Prompt:
Please pull out every line below that contains the string "always", copying each one in full. Case counts.

Exercise input:
━━━━━━━━

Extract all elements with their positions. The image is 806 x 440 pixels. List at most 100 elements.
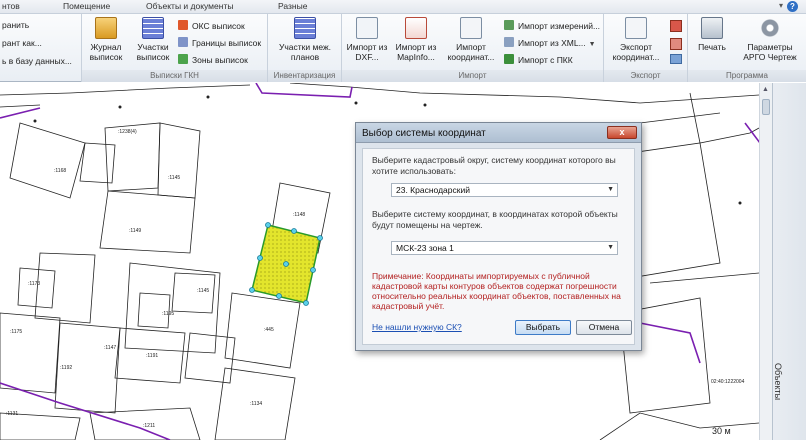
- printer-icon: [701, 17, 723, 39]
- parcels-extracts-button[interactable]: Участки выписок: [132, 17, 174, 62]
- ribbon-group-import: Импорт из DXF... Импорт из MapInfo... Им…: [342, 14, 604, 82]
- measurements-icon: [504, 20, 514, 30]
- survey-plan-parcels-label: Участки меж. планов: [278, 42, 332, 62]
- oks-icon: [178, 20, 188, 30]
- parcel-label: :1131: [6, 411, 19, 417]
- export-coordinates-button[interactable]: Экспорт координат...: [608, 17, 664, 62]
- import-dxf-label: Импорт из DXF...: [346, 42, 388, 62]
- journal-button[interactable]: Журнал выписок: [86, 17, 126, 62]
- import-pkk-button[interactable]: Импорт с ПКК: [504, 54, 573, 65]
- vertical-scrollbar[interactable]: ▲: [759, 83, 772, 440]
- borders-label: Границы выписок: [192, 38, 262, 48]
- journal-label: Журнал выписок: [89, 42, 123, 62]
- zones-icon: [178, 54, 188, 64]
- objects-side-panel[interactable]: Объекты: [772, 83, 806, 440]
- parcel-label: :1195: [162, 311, 175, 317]
- import-dxf-button[interactable]: Импорт из DXF...: [346, 17, 388, 62]
- parcel-label: :1211: [143, 423, 156, 429]
- group-label-import: Импорт: [342, 70, 603, 82]
- help-icon[interactable]: ?: [787, 1, 798, 12]
- parcel-label: :1173: [28, 281, 41, 287]
- save-to-db-button[interactable]: ь в базу данных...: [2, 56, 72, 66]
- parcel-label: :1168: [54, 168, 67, 174]
- dialog-titlebar[interactable]: Выбор системы координат x: [356, 123, 641, 143]
- mapinfo-file-icon: [405, 17, 427, 39]
- import-measurements-label: Импорт измерений...: [518, 21, 601, 31]
- print-label: Печать: [698, 42, 726, 52]
- group-label-inventory: Инвентаризация: [268, 70, 341, 82]
- borders-icon: [178, 37, 188, 47]
- cs-prompt: Выберите систему координат, в координата…: [372, 209, 618, 230]
- accuracy-note: Примечание: Координаты импортируемых с п…: [372, 271, 621, 311]
- parcel-label: :1149: [129, 228, 142, 234]
- ribbon-group-inventory: Участки меж. планов Инвентаризация: [268, 14, 342, 82]
- save-button[interactable]: ранить: [2, 20, 29, 30]
- district-select[interactable]: 23. Краснодарский ▼: [391, 183, 618, 197]
- parcel-label: :1134: [250, 401, 263, 407]
- oks-label: ОКС выписок: [192, 21, 245, 31]
- dxf-file-icon: [356, 17, 378, 39]
- dialog-title: Выбор системы координат: [362, 128, 486, 139]
- parcel-label: :1192: [60, 365, 73, 371]
- close-button[interactable]: x: [607, 126, 637, 139]
- parcel-label: :1238(4): [118, 129, 137, 135]
- txt-file-icon: [460, 17, 482, 39]
- coordinate-system-select[interactable]: МСК-23 зона 1 ▼: [391, 241, 618, 255]
- objects-panel-tab[interactable]: Объекты: [773, 363, 783, 400]
- parcel-label: :1175: [10, 329, 23, 335]
- dialog-body: Выберите кадастровый округ, систему коор…: [362, 148, 635, 345]
- parcel-label: :1145: [168, 175, 181, 181]
- coordinate-system-dialog: Выбор системы координат x Выберите кадас…: [355, 122, 642, 351]
- tab-objects-documents[interactable]: Объекты и документы: [146, 1, 233, 11]
- save-as-button[interactable]: рант как...: [2, 38, 42, 48]
- chevron-down-icon[interactable]: ▾: [779, 1, 783, 10]
- cancel-button[interactable]: Отмена: [576, 320, 632, 335]
- tab-misc[interactable]: Разные: [278, 1, 307, 11]
- chevron-down-icon[interactable]: ▼: [607, 184, 614, 196]
- group-label-gkn: Выписки ГКН: [82, 70, 267, 82]
- zones-label: Зоны выписок: [192, 55, 248, 65]
- print-button[interactable]: Печать: [692, 17, 732, 52]
- import-xml-button[interactable]: Импорт из XML... ▼: [504, 37, 596, 48]
- ribbon-group-export: Экспорт координат... Экспорт: [604, 14, 688, 82]
- chevron-down-icon[interactable]: ▼: [607, 242, 614, 254]
- tab-0[interactable]: нтов: [2, 1, 20, 11]
- tab-premises[interactable]: Помещение: [63, 1, 110, 11]
- import-mapinfo-label: Импорт из MapInfo...: [395, 42, 437, 62]
- parcel-label: :1191: [146, 353, 159, 359]
- scrollbar-thumb[interactable]: [762, 99, 770, 115]
- parameters-label: Параметры АРГО Чертеж: [743, 42, 797, 62]
- ribbon-group-gkn: Журнал выписок Участки выписок ОКС выпис…: [82, 14, 268, 82]
- xml-icon: [504, 37, 514, 47]
- pkk-icon: [504, 54, 514, 64]
- grid-icon: [142, 17, 164, 39]
- select-button[interactable]: Выбрать: [515, 320, 571, 335]
- scroll-up-icon[interactable]: ▲: [762, 86, 769, 93]
- ribbon-group-program: Печать Параметры АРГО Чертеж Программа: [688, 14, 806, 82]
- export-pdf-icon[interactable]: [670, 20, 682, 32]
- parcel-label: :1145: [197, 288, 210, 294]
- parcels-extracts-label: Участки выписок: [136, 42, 170, 62]
- journal-icon: [95, 17, 117, 39]
- zones-extracts-button[interactable]: Зоны выписок: [178, 54, 248, 65]
- import-mapinfo-button[interactable]: Импорт из MapInfo...: [392, 17, 440, 62]
- export-image-icon[interactable]: [670, 54, 682, 64]
- grid-icon: [294, 17, 316, 39]
- oks-extracts-button[interactable]: ОКС выписок: [178, 20, 245, 31]
- parcel-label: :1148: [293, 212, 306, 218]
- parameters-button[interactable]: Параметры АРГО Чертеж: [738, 17, 802, 62]
- import-coordinates-button[interactable]: Импорт координат...: [446, 17, 496, 62]
- scale-bar-label: 30 м: [712, 426, 731, 436]
- export-doc-icon[interactable]: [670, 38, 682, 50]
- coordinate-system-value: МСК-23 зона 1: [396, 243, 454, 253]
- group-label-export: Экспорт: [604, 70, 687, 82]
- survey-plan-parcels-button[interactable]: Участки меж. планов: [276, 17, 334, 62]
- import-coordinates-label: Импорт координат...: [447, 42, 495, 62]
- chevron-down-icon[interactable]: ▼: [589, 41, 596, 48]
- ribbon: ранить рант как... ь в базу данных... Жу…: [0, 14, 806, 82]
- borders-extracts-button[interactable]: Границы выписок: [178, 37, 261, 48]
- not-found-cs-link[interactable]: Не нашли нужную СК?: [372, 322, 462, 332]
- import-measurements-button[interactable]: Импорт измерений...: [504, 20, 600, 31]
- parcel-label: :445: [264, 327, 274, 333]
- parcel-label: :1147: [104, 345, 117, 351]
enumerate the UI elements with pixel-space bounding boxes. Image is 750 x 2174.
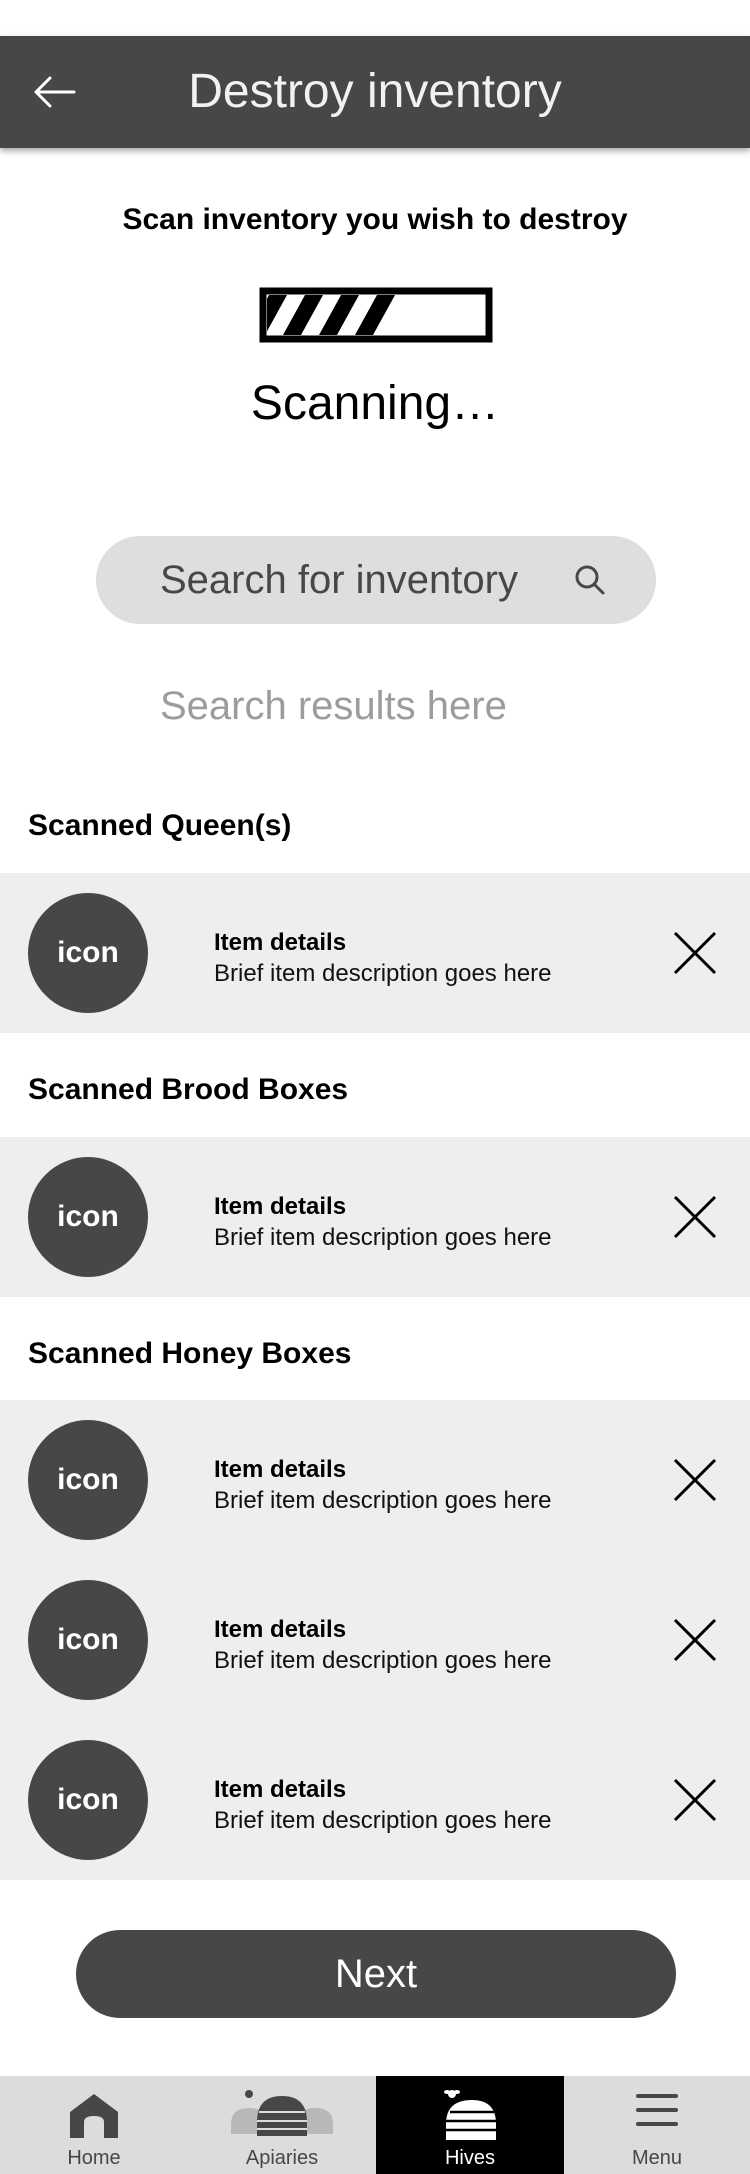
home-icon (70, 2094, 118, 2138)
queens-list: icon Item details Brief item description… (0, 873, 750, 1033)
item-description: Brief item description goes here (214, 1224, 552, 1251)
list-item[interactable]: icon Item details Brief item description… (0, 873, 750, 1033)
item-title: Item details (214, 1193, 347, 1220)
search-results-placeholder: Search results here (160, 684, 507, 728)
apiaries-icon (231, 2090, 333, 2136)
scan-status: Scanning… (250, 377, 500, 430)
nav-item-apiaries[interactable]: Apiaries (188, 2076, 376, 2174)
item-description: Brief item description goes here (214, 1487, 552, 1514)
page-title: Destroy inventory (188, 65, 562, 118)
search-bar[interactable] (96, 536, 656, 624)
item-icon: icon (28, 1157, 148, 1277)
search-input[interactable] (160, 552, 560, 608)
beehive-icon (444, 2090, 496, 2140)
item-title: Item details (214, 929, 347, 956)
nav-label-menu: Menu (631, 2147, 683, 2169)
section-title-honey-boxes: Scanned Honey Boxes (28, 1337, 352, 1370)
item-title: Item details (214, 1616, 347, 1643)
section-title-brood-boxes: Scanned Brood Boxes (28, 1073, 349, 1106)
close-icon[interactable] (672, 1457, 718, 1503)
nav-label-hives: Hives (444, 2147, 495, 2169)
item-title: Item details (214, 1776, 347, 1803)
close-icon[interactable] (672, 1194, 718, 1240)
section-title-queens: Scanned Queen(s) (28, 809, 292, 842)
item-description: Brief item description goes here (214, 960, 552, 987)
nav-label-home: Home (67, 2147, 121, 2169)
item-title: Item details (214, 1456, 347, 1483)
item-description: Brief item description goes here (214, 1807, 552, 1834)
list-item[interactable]: icon Item details Brief item description… (0, 1400, 750, 1560)
next-button[interactable]: Next (76, 1930, 676, 2018)
close-icon[interactable] (672, 1617, 718, 1663)
list-item[interactable]: icon Item details Brief item description… (0, 1720, 750, 1880)
bottom-nav: Home Apiaries Hives Menu (0, 2076, 750, 2174)
scan-progress-bar (259, 287, 493, 343)
app-header: Destroy inventory (0, 36, 750, 148)
close-icon[interactable] (672, 930, 718, 976)
scan-instruction: Scan inventory you wish to destroy (122, 203, 628, 236)
search-icon[interactable] (572, 562, 608, 598)
nav-label-apiaries: Apiaries (245, 2147, 319, 2169)
brood-boxes-list: icon Item details Brief item description… (0, 1137, 750, 1297)
item-icon: icon (28, 1420, 148, 1540)
list-item[interactable]: icon Item details Brief item description… (0, 1560, 750, 1720)
hamburger-menu-icon (636, 2094, 678, 2126)
honey-boxes-list: icon Item details Brief item description… (0, 1400, 750, 1880)
nav-item-home[interactable]: Home (0, 2076, 188, 2174)
close-icon[interactable] (672, 1777, 718, 1823)
item-icon: icon (28, 1580, 148, 1700)
nav-item-menu[interactable]: Menu (564, 2076, 750, 2174)
item-icon: icon (28, 1740, 148, 1860)
item-icon: icon (28, 893, 148, 1013)
item-description: Brief item description goes here (214, 1647, 552, 1674)
list-item[interactable]: icon Item details Brief item description… (0, 1137, 750, 1297)
nav-item-hives[interactable]: Hives (376, 2076, 564, 2174)
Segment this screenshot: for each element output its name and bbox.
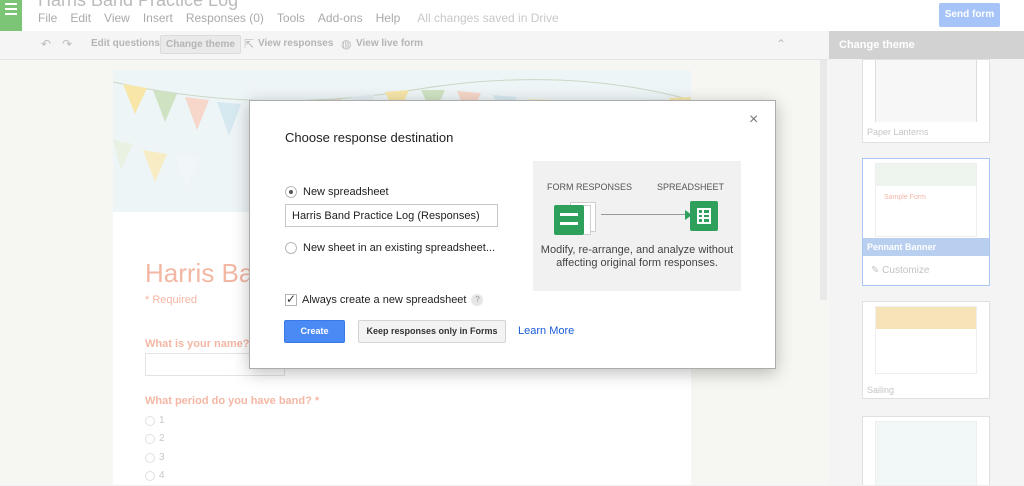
top-bar: Harris Band Practice Log File Edit View … — [0, 0, 1024, 31]
arrow-icon — [601, 214, 685, 215]
illustration-caption: Modify, re-arrange, and analyze without … — [533, 244, 741, 270]
always-create-label: Always create a new spreadsheet — [302, 294, 467, 306]
radio-unselected-icon[interactable] — [285, 242, 297, 254]
existing-spreadsheet-label: New sheet in an existing spreadsheet... — [303, 242, 496, 254]
theme-panel-header: Change theme — [829, 31, 1024, 59]
pencil-icon: ✎ — [871, 265, 883, 276]
customize-link[interactable]: ✎ Customize — [871, 265, 929, 276]
help-icon[interactable]: ? — [471, 294, 484, 306]
view-responses-icon: ⇱ — [244, 37, 255, 51]
menu-bar: File Edit View Insert Responses (0) Tool… — [38, 11, 572, 25]
theme-card-sailing[interactable]: Sailing — [862, 301, 990, 399]
radio-icon[interactable] — [145, 415, 155, 426]
view-responses-button[interactable]: View responses — [258, 38, 333, 49]
required-note: * Required — [145, 294, 197, 306]
theme-name: Paper Lanterns — [867, 127, 929, 137]
theme-thumbnail — [875, 421, 977, 486]
response-destination-dialog: Choose response destination × New spread… — [249, 100, 776, 369]
sheets-icon — [690, 201, 718, 231]
menu-edit[interactable]: Edit — [70, 11, 91, 25]
theme-thumbnail — [875, 60, 977, 122]
spreadsheet-label: SPREADSHEET — [657, 182, 725, 192]
edit-questions-button[interactable]: Edit questions — [91, 38, 160, 49]
destination-illustration: FORM RESPONSES SPREADSHEET Modify, re-ar… — [533, 161, 741, 291]
option-label: 3 — [159, 452, 165, 463]
period-option[interactable]: 4 — [145, 470, 165, 481]
close-icon[interactable]: × — [749, 112, 758, 128]
option-label: 1 — [159, 415, 165, 426]
menu-view[interactable]: View — [104, 11, 130, 25]
radio-icon[interactable] — [145, 433, 155, 444]
radio-icon[interactable] — [145, 452, 155, 463]
change-theme-button[interactable]: Change theme — [160, 35, 241, 54]
menu-help[interactable]: Help — [376, 11, 401, 25]
spreadsheet-name-input[interactable] — [285, 204, 498, 227]
customize-label: Customize — [882, 265, 930, 276]
form-responses-label: FORM RESPONSES — [547, 182, 633, 192]
period-option[interactable]: 1 — [145, 415, 165, 426]
existing-spreadsheet-option[interactable]: New sheet in an existing spreadsheet... — [285, 242, 495, 254]
forms-menu-icon[interactable] — [0, 0, 22, 31]
period-option[interactable]: 3 — [145, 452, 165, 463]
theme-name: Sailing — [867, 385, 895, 395]
new-spreadsheet-label: New spreadsheet — [303, 186, 389, 198]
radio-selected-icon[interactable] — [285, 186, 297, 198]
form-title[interactable]: Harris Ba — [145, 258, 253, 289]
theme-card-paper-lanterns[interactable]: Paper Lanterns — [862, 59, 990, 143]
theme-card-pennant-banner[interactable]: Sample Form Pennant Banner ✎ Customize — [862, 158, 990, 286]
toolbar: ↶ ↷ Edit questions Change theme ⇱ View r… — [0, 31, 829, 60]
thumb-banner — [876, 164, 976, 186]
keep-in-forms-button[interactable]: Keep responses only in Forms — [358, 320, 506, 343]
learn-more-link[interactable]: Learn More — [518, 325, 574, 337]
thumb-banner — [876, 307, 976, 329]
new-spreadsheet-option[interactable]: New spreadsheet — [285, 186, 389, 198]
theme-card-next[interactable] — [862, 416, 990, 486]
caption-line-1: Modify, re-arrange, and analyze without — [540, 244, 734, 256]
theme-panel: Change theme Paper Lanterns Sample Form … — [829, 31, 1024, 486]
forms-icon — [554, 205, 584, 235]
create-button[interactable]: Create — [284, 320, 345, 343]
menu-file[interactable]: File — [38, 11, 57, 25]
editor-scrollbar[interactable] — [820, 60, 827, 300]
option-label: 4 — [159, 470, 165, 481]
period-option[interactable]: 2 — [145, 433, 165, 444]
dialog-title: Choose response destination — [285, 130, 454, 145]
menu-insert[interactable]: Insert — [143, 11, 173, 25]
collapse-icon[interactable]: ⌃ — [776, 37, 786, 51]
question-period-label: What period do you have band? * — [145, 395, 320, 407]
always-create-option[interactable]: Always create a new spreadsheet ? — [285, 292, 484, 306]
menu-addons[interactable]: Add-ons — [318, 11, 363, 25]
caption-line-2: affecting original form responses. — [556, 257, 718, 269]
menu-tools[interactable]: Tools — [277, 11, 305, 25]
document-title[interactable]: Harris Band Practice Log — [38, 0, 238, 11]
theme-thumbnail: Sample Form — [875, 163, 977, 237]
question-name-label: What is your name? — [145, 338, 250, 350]
globe-icon: ◍ — [341, 37, 352, 51]
theme-name-selected: Pennant Banner — [863, 238, 989, 256]
thumb-title: Sample Form — [884, 194, 927, 201]
send-form-button[interactable]: Send form — [939, 3, 1000, 27]
theme-thumbnail — [875, 306, 977, 374]
menu-responses[interactable]: Responses (0) — [186, 11, 264, 25]
view-live-form-button[interactable]: View live form — [356, 38, 423, 49]
redo-icon[interactable]: ↷ — [62, 37, 72, 51]
radio-icon[interactable] — [145, 470, 155, 481]
always-create-checkbox[interactable] — [285, 292, 297, 306]
undo-icon[interactable]: ↶ — [41, 37, 51, 51]
save-status: All changes saved in Drive — [417, 11, 559, 25]
option-label: 2 — [159, 433, 165, 444]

━━━━━━━━

Finished task:
always-create-label: Always create a new spreadsheet — [302, 294, 467, 306]
always-create-option[interactable]: Always create a new spreadsheet ? — [285, 292, 484, 306]
always-create-checkbox[interactable] — [285, 292, 297, 306]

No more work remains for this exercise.